Les perspectives continuent de se dégrader au Mexique, un des pays les plus exposés à la politique économique américaine. L’économie mexicaine devrait se contracter dans les trimestres à venir, la faiblesse de la demande intérieure ne permettant pas de compenser le ralentissement marqué des exportations. Le ministre de l’Économie mexicain a entamé des discussions avec Washington en vue d’une renégociation plus rapide que prévu du traité de libre-échange USMCA. Elles doivent permettre de réduire l’incertitude à court terme concernant les relations bilatérales entre les deux pays.
Légère récession en vue L’activité économique a mieux résisté que prévu au premier trimestre 2025. Le PIB a ainsi progressé de 0,8% en glissement annuel au T1 (après 0,4%. au T4). Le détail des composantes du PIB n’est pas encore connu mais les données conjoncturelles suggèrent que la croissance a largement été soutenue par le dynamisme des exportations (+3,6% en g.a.). Cela est dû à l’anticipation des droits de douanes supplémentaires annoncés par l’administration Trump. Les autres indicateurs (consommation privée, production industrielle, emploi) signalent à l’inverse un ralentissement marqué de l’activité. L’indice mensuel d’investissement a aussi très fortement reculé (-7% en g.a.) au T1.

┄┄┄┄┄┄

● **CONSIGNE 1**
Reprenez le texte sur l'économie mexicaine depuis « Légère récession en » jusqu'à « g.a.) au T1. », en remplaçant « l’administration Trump » par « le gouvernement américain ».
● **CONSIGNE 2**
Relevez tous les pourcentages mentionnés dans le texte sur l'économie mexicaine.
● **CONSIGNE 3**
Poursuivez le texte sur l'économie mexicaine après sa dernière phrase.
La liste qui suit n'intervient en rien ici.

(Listes d'éléments de mise en page encadrés)
┄┄┄┄┄┄

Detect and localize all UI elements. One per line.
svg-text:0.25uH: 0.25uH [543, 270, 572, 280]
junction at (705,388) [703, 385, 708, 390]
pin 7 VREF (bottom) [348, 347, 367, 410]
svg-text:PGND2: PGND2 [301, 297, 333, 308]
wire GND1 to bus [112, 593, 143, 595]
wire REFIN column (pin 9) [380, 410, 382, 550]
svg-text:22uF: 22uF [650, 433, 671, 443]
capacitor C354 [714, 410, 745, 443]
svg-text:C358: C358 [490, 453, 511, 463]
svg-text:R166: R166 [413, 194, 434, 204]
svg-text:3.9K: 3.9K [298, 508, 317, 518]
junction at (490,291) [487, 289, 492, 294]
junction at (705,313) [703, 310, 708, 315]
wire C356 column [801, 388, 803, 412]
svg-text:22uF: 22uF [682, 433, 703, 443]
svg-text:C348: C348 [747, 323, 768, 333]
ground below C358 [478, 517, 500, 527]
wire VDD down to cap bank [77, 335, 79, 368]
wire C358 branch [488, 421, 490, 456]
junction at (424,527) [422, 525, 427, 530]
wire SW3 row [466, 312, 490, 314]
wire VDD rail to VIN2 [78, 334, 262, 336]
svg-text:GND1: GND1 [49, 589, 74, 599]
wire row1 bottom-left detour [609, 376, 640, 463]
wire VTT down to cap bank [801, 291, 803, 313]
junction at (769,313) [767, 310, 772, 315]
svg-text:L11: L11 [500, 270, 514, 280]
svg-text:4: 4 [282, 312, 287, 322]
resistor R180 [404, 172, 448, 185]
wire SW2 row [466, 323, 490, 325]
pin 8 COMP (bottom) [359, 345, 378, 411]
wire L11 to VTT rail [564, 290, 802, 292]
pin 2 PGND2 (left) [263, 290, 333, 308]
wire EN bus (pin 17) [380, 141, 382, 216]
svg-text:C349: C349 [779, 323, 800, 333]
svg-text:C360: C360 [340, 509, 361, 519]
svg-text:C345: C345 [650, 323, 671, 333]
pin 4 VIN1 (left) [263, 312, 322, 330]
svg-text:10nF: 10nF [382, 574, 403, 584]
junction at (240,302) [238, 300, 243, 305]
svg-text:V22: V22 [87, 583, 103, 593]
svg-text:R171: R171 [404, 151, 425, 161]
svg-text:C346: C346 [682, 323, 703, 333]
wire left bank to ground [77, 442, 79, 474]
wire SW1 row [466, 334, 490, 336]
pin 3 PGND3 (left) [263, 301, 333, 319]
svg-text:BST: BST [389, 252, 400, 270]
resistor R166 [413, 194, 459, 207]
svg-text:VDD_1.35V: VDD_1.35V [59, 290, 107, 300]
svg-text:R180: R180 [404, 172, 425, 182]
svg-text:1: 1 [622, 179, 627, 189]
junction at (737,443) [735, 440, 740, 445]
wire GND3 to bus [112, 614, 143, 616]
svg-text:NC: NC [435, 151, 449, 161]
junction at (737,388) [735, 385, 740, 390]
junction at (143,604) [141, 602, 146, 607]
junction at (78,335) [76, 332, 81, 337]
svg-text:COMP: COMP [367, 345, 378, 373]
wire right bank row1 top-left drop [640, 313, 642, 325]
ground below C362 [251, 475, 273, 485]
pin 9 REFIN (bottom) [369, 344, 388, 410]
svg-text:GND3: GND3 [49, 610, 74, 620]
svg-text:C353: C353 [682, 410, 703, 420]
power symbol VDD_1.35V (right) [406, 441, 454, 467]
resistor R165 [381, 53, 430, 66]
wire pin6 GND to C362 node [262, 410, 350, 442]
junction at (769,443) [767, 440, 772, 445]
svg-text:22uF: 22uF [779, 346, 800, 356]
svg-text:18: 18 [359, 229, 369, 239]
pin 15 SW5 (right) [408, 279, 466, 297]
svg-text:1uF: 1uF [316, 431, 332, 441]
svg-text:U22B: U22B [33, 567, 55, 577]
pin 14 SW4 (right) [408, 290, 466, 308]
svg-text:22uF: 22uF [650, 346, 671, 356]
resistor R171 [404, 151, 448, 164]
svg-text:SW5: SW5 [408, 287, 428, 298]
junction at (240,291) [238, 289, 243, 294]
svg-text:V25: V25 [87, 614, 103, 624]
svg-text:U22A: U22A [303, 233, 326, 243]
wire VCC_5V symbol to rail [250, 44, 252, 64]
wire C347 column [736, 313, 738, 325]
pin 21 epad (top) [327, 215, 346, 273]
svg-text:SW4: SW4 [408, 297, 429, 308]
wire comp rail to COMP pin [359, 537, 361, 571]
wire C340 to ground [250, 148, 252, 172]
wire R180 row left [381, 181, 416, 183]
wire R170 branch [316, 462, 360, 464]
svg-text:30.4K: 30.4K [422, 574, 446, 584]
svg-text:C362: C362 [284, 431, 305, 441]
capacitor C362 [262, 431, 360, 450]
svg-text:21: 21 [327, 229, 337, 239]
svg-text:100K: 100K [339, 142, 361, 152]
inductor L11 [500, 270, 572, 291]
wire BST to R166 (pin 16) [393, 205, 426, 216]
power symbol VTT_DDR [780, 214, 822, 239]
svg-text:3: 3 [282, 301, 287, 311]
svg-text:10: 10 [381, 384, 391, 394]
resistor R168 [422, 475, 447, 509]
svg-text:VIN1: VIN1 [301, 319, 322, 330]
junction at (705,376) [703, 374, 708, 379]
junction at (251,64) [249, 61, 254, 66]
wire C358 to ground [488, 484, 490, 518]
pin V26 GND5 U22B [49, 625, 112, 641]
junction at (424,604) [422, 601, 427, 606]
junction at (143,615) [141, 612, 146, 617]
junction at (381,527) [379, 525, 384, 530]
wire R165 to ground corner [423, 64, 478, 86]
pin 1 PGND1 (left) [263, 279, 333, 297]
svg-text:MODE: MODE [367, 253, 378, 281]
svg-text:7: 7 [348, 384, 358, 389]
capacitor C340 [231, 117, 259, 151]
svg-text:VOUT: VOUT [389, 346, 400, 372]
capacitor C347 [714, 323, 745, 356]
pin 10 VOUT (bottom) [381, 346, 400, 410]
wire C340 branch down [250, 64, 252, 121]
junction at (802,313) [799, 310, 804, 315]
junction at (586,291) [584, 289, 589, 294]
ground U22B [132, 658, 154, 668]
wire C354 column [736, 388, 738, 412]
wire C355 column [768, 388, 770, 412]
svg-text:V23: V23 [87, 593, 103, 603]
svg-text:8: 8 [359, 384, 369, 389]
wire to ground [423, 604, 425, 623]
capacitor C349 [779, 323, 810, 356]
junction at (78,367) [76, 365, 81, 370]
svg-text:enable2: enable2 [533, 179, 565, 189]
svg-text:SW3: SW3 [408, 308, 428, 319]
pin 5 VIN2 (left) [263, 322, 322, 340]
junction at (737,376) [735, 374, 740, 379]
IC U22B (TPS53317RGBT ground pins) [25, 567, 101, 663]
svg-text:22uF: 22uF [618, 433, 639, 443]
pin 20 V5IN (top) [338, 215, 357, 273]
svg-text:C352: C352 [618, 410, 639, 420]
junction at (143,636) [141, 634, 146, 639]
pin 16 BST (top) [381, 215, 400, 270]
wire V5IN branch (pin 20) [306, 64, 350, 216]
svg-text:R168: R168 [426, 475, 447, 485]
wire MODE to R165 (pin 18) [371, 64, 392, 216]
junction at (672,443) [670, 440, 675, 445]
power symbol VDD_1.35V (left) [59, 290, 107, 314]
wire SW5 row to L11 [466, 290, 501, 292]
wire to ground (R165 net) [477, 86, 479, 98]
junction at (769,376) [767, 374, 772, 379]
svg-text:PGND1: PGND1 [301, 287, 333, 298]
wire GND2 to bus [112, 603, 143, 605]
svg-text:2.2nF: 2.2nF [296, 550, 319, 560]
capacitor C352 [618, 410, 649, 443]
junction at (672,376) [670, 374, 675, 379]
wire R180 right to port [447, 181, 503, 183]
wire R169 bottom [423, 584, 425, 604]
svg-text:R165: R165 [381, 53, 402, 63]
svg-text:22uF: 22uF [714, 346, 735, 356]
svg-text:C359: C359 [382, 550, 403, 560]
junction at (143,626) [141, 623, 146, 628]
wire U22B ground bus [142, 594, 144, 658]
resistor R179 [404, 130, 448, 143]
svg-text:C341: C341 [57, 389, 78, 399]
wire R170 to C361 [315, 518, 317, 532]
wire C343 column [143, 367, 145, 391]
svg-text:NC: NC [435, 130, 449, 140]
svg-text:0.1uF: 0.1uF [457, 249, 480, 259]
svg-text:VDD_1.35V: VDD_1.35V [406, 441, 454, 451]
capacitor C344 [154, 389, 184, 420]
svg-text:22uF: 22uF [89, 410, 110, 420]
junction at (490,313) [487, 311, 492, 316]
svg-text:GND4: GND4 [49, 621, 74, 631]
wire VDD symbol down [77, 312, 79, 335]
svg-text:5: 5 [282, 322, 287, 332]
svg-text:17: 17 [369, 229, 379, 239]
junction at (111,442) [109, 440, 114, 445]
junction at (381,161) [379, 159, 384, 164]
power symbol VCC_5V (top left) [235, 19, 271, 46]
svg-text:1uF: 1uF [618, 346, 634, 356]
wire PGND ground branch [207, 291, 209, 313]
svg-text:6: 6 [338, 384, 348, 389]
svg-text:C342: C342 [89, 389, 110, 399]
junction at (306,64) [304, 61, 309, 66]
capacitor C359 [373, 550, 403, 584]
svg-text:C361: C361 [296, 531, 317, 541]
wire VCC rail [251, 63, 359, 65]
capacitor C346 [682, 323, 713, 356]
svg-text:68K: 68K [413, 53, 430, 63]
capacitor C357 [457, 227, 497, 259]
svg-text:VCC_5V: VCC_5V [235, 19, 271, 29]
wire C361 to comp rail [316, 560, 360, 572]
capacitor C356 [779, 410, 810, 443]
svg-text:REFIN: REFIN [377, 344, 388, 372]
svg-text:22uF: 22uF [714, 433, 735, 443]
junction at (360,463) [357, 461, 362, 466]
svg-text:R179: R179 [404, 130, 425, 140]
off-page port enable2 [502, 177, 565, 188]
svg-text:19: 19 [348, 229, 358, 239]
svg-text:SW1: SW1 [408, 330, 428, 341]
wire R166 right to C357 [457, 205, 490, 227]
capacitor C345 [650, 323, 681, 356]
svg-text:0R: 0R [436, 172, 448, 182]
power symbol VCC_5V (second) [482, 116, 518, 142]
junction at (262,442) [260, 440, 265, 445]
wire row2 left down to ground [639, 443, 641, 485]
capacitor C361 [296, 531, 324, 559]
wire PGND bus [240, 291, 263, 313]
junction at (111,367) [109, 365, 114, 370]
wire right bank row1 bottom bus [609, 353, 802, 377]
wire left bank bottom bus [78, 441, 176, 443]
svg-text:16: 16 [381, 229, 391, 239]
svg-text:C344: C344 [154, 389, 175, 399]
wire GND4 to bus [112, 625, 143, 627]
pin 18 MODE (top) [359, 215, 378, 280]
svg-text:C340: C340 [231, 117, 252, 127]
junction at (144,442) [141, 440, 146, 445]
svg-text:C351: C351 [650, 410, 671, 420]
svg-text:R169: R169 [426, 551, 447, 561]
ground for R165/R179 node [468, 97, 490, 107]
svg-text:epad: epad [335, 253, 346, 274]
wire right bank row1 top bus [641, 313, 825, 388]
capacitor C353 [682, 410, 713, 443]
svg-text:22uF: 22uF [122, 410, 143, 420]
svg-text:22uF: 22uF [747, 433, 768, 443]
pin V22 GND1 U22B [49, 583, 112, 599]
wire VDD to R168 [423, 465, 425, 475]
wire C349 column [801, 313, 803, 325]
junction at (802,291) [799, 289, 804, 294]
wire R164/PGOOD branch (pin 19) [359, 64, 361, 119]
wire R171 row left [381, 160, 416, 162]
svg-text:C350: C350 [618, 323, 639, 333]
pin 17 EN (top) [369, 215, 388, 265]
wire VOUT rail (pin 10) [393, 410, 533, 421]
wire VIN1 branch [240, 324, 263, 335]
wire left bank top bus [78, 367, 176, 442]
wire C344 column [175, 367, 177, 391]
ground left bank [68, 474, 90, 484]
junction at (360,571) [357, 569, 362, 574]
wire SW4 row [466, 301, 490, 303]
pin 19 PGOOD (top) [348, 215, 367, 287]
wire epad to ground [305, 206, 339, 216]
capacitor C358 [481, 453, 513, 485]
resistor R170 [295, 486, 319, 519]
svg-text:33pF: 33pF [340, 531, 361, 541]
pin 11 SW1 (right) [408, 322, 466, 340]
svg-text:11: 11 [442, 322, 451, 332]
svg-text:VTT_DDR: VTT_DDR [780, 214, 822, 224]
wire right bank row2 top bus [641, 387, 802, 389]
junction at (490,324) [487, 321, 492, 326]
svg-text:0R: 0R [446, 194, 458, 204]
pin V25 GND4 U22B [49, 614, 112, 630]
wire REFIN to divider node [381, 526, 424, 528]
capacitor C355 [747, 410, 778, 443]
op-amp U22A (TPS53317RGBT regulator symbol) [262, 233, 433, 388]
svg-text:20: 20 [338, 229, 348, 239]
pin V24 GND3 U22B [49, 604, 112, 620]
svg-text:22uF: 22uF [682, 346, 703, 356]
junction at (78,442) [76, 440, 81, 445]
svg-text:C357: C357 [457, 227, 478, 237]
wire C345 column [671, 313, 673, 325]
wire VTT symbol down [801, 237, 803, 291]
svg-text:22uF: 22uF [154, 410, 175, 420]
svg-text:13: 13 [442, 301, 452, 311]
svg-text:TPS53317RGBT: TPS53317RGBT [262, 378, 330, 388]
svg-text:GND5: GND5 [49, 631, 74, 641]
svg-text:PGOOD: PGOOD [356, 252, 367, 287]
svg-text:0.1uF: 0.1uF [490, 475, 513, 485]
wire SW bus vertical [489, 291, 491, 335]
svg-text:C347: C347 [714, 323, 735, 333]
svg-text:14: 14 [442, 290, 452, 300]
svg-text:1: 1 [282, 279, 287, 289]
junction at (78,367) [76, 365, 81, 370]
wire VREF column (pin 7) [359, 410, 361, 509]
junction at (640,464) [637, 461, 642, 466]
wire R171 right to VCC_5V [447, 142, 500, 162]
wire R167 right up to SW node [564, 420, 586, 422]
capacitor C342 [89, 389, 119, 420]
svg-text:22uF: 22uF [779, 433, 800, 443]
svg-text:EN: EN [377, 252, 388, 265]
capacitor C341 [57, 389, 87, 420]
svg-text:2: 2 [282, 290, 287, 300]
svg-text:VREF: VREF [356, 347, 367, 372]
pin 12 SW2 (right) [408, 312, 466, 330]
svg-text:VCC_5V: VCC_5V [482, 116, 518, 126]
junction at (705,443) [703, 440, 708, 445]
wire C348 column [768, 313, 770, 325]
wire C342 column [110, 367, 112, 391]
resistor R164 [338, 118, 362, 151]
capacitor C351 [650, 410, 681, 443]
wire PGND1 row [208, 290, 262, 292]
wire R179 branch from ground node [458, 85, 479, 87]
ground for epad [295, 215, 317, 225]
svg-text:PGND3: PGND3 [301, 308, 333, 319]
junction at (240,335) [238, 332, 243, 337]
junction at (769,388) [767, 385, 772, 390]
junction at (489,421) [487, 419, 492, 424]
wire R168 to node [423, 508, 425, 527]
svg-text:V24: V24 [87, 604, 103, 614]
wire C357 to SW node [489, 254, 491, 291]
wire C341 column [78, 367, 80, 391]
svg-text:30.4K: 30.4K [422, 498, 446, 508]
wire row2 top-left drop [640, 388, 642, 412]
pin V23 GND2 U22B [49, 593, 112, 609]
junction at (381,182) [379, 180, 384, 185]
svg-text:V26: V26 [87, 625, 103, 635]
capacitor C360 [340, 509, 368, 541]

┄┄┄┄┄┄

● **RÉPONSE 1**
Légère récession en vue L’activité économique a mieux résisté que prévu au premier trimestre 2025. Le PIB a ainsi progressé de 0,8% en glissement annuel au T1 (après 0,4%. au T4). Le détail des composantes du PIB n’est pas encore connu mais les données conjoncturelles suggèrent que la croissance a largement été soutenue par le dynamisme des exportations (+3,6% en g.a.). Cela est dû à l’anticipation des droits de douanes supplémentaires annoncés par le gouvernement américain. Les autres indicateurs (consommation privée, production industrielle, emploi) signalent à l’inverse un ralentissement marqué de l’activité. L’indice mensuel d’investissement a aussi très fortement reculé (-7% en g.a.) au T1.

● **RÉPONSE 2**
0,8 % ; 0,4 % ; +3,6 % ; -7 %

● **RÉPONSE 3**
Prévisions économiques du Mexique Les perspectives sont clairement défavorables et l’on s’attend à une contraction du PIB de 0,3% en 2025, Ce sera un des seuls pays émergents à enregistrer une récession en 2025. Les exportations devraient ralentir sous l’effet conjugué du ralentissement de l’économie américaine (notre scénario central cible une croissance de 1,7% en 2025) et de l’augmentation des droits de douane américains.
Nous n’attendons pas de rebond de la demande intérieure à court terme. La consommation des ménages restera au mieux atone. Nos prévisions pourraient être revues à la baisse si une nouvelle taxe visant les transferts des travailleurs étrangers (soutien important de la consommation privée, représentant près de 3% du PIB en 2024) était adoptée par le Congrès américain. Initialement proposée à 5%, la taxe devrait finalement représenter 3,5% du montant total des transferts, après les vives protestations du gouvernement mexicain. La taxe concernerait près de 70% des travailleurs mexicains présents sur le sol américain (elle ne vise pas les travailleurs naturalisés). En outre, l’adoption définitive de cette taxe compliquerait encore les relations diplomatiques entre les États-Unis et le Mexique.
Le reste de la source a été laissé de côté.